[Stored items from a collection]
● ● ● ● ●

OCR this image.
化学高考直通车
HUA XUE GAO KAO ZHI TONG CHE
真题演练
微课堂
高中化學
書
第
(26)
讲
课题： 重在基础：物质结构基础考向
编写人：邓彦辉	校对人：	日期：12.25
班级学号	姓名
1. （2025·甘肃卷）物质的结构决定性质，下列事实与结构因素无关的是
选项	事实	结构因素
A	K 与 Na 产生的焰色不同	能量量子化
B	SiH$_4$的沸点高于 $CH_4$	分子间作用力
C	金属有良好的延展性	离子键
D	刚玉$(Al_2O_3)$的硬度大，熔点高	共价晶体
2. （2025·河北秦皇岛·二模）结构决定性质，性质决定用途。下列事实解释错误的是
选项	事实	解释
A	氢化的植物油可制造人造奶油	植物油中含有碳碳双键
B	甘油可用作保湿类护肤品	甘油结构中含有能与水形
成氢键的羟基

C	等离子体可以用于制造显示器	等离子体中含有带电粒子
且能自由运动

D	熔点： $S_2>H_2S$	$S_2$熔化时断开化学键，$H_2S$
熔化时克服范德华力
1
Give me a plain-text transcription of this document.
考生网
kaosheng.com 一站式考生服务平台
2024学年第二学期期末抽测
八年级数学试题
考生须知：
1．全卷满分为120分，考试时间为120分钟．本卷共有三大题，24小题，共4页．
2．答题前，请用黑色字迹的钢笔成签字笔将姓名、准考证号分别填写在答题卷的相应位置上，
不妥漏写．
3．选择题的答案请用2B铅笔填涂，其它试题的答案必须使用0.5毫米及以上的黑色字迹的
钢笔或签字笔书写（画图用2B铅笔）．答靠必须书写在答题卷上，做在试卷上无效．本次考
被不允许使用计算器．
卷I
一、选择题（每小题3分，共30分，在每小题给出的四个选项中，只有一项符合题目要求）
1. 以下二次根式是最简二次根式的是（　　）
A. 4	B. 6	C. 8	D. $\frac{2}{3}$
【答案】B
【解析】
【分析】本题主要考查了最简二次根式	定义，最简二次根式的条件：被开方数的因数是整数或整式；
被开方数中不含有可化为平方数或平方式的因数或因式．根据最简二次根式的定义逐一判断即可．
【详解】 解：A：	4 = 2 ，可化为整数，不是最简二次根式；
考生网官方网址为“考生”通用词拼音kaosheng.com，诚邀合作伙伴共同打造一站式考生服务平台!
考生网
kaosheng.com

● ● ● ● ●

PROMPT — Reproduce, word for word, every line starting at the line that contains "Give me a plain-text" and ending with the final line of the entries.

ANSWER BELOW —
Give me a plain-text transcription of this document.
考生网
kaosheng.com 一站式考生服务平台
2024学年第二学期期末抽测
八年级数学试题
考生须知：
1．全卷满分为120分，考试时间为120分钟．本卷共有三大题，24小题，共4页．
2．答题前，请用黑色字迹的钢笔成签字笔将姓名、准考证号分别填写在答题卷的相应位置上，
不妥漏写．
3．选择题的答案请用2B铅笔填涂，其它试题的答案必须使用0.5毫米及以上的黑色字迹的
钢笔或签字笔书写（画图用2B铅笔）．答靠必须书写在答题卷上，做在试卷上无效．本次考
被不允许使用计算器．
卷I
一、选择题（每小题3分，共30分，在每小题给出的四个选项中，只有一项符合题目要求）
1. 以下二次根式是最简二次根式的是（　　）
A. 4	B. 6	C. 8	D. $\frac{2}{3}$
【答案】B
【解析】
【分析】本题主要考查了最简二次根式	定义，最简二次根式的条件：被开方数的因数是整数或整式；
被开方数中不含有可化为平方数或平方式的因数或因式．根据最简二次根式的定义逐一判断即可．
【详解】 解：A：	4 = 2 ，可化为整数，不是最简二次根式；
考生网官方网址为“考生”通用词拼音kaosheng.com，诚邀合作伙伴共同打造一站式考生服务平台!
考生网
kaosheng.com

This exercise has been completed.